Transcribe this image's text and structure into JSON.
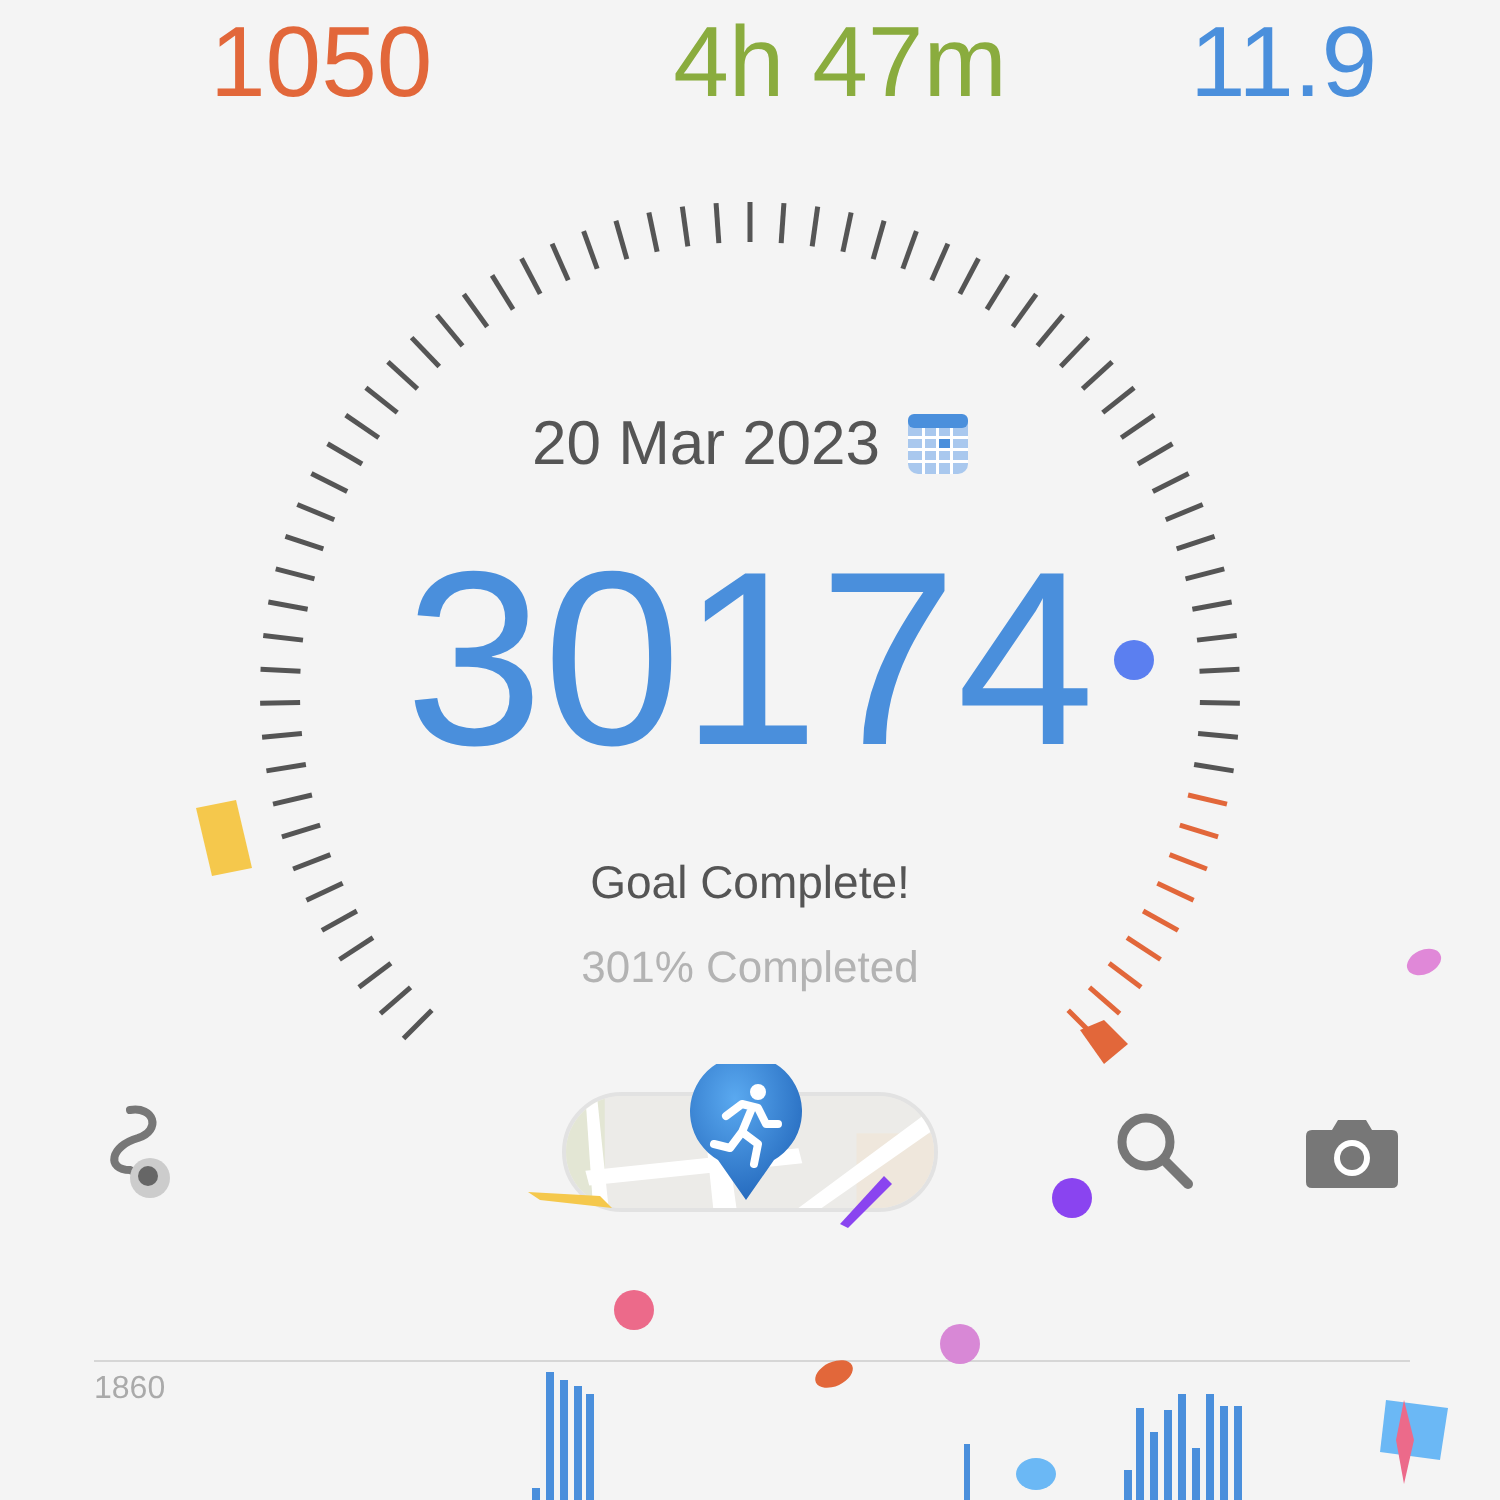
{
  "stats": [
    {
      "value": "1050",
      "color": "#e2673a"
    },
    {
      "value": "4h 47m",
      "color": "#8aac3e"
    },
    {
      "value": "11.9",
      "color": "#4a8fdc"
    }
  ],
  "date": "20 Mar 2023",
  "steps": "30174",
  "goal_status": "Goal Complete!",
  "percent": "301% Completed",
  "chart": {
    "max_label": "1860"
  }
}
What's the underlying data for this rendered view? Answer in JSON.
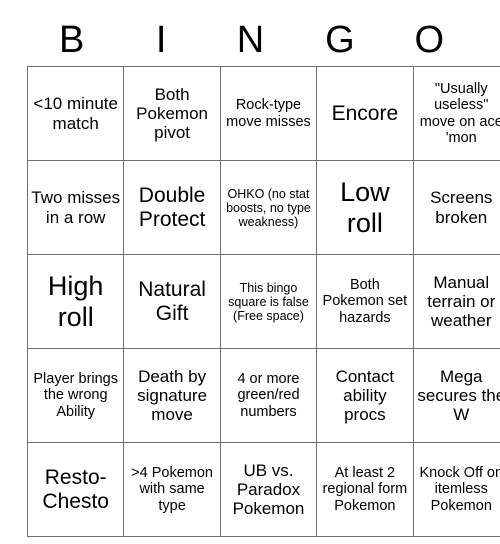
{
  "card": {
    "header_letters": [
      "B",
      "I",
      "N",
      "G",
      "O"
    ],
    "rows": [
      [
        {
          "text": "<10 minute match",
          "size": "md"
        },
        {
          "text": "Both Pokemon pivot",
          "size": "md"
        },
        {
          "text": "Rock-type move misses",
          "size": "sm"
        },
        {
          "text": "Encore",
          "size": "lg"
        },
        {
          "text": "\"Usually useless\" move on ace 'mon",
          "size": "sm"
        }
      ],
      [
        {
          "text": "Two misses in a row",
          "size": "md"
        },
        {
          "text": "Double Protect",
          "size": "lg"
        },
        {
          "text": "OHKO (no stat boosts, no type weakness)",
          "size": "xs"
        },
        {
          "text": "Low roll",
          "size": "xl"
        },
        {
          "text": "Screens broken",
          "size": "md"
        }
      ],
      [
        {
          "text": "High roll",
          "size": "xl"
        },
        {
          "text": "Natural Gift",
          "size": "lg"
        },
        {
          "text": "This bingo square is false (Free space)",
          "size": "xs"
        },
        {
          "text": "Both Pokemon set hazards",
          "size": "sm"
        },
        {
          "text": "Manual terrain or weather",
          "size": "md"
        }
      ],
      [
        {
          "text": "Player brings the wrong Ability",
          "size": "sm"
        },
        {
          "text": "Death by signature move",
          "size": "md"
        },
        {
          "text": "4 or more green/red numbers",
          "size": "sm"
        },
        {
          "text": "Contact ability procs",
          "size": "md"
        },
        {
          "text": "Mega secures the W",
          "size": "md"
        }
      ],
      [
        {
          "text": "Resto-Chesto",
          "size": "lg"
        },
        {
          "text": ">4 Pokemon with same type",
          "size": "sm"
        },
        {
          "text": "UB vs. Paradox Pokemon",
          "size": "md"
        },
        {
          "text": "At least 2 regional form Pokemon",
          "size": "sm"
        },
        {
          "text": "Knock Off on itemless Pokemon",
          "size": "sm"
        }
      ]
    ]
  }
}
* * * * * * *
Given problem - Write out the data precisely as given, excluding the pictures.

Result of the exercise -
Transcribe this image's text and structure into JSON.
{
  "stats": [
    {
      "value": "1050",
      "color": "#e2673a"
    },
    {
      "value": "4h 47m",
      "color": "#8aac3e"
    },
    {
      "value": "11.9",
      "color": "#4a8fdc"
    }
  ],
  "date": "20 Mar 2023",
  "steps": "30174",
  "goal_status": "Goal Complete!",
  "percent": "301% Completed",
  "chart": {
    "max_label": "1860"
  }
}
What's the underlying data for this rendered view? Answer in JSON.
{
  "card": {
    "header_letters": [
      "B",
      "I",
      "N",
      "G",
      "O"
    ],
    "rows": [
      [
        {
          "text": "<10 minute match",
          "size": "md"
        },
        {
          "text": "Both Pokemon pivot",
          "size": "md"
        },
        {
          "text": "Rock-type move misses",
          "size": "sm"
        },
        {
          "text": "Encore",
          "size": "lg"
        },
        {
          "text": "\"Usually useless\" move on ace 'mon",
          "size": "sm"
        }
      ],
      [
        {
          "text": "Two misses in a row",
          "size": "md"
        },
        {
          "text": "Double Protect",
          "size": "lg"
        },
        {
          "text": "OHKO (no stat boosts, no type weakness)",
          "size": "xs"
        },
        {
          "text": "Low roll",
          "size": "xl"
        },
        {
          "text": "Screens broken",
          "size": "md"
        }
      ],
      [
        {
          "text": "High roll",
          "size": "xl"
        },
        {
          "text": "Natural Gift",
          "size": "lg"
        },
        {
          "text": "This bingo square is false (Free space)",
          "size": "xs"
        },
        {
          "text": "Both Pokemon set hazards",
          "size": "sm"
        },
        {
          "text": "Manual terrain or weather",
          "size": "md"
        }
      ],
      [
        {
          "text": "Player brings the wrong Ability",
          "size": "sm"
        },
        {
          "text": "Death by signature move",
          "size": "md"
        },
        {
          "text": "4 or more green/red numbers",
          "size": "sm"
        },
        {
          "text": "Contact ability procs",
          "size": "md"
        },
        {
          "text": "Mega secures the W",
          "size": "md"
        }
      ],
      [
        {
          "text": "Resto-Chesto",
          "size": "lg"
        },
        {
          "text": ">4 Pokemon with same type",
          "size": "sm"
        },
        {
          "text": "UB vs. Paradox Pokemon",
          "size": "md"
        },
        {
          "text": "At least 2 regional form Pokemon",
          "size": "sm"
        },
        {
          "text": "Knock Off on itemless Pokemon",
          "size": "sm"
        }
      ]
    ]
  }
}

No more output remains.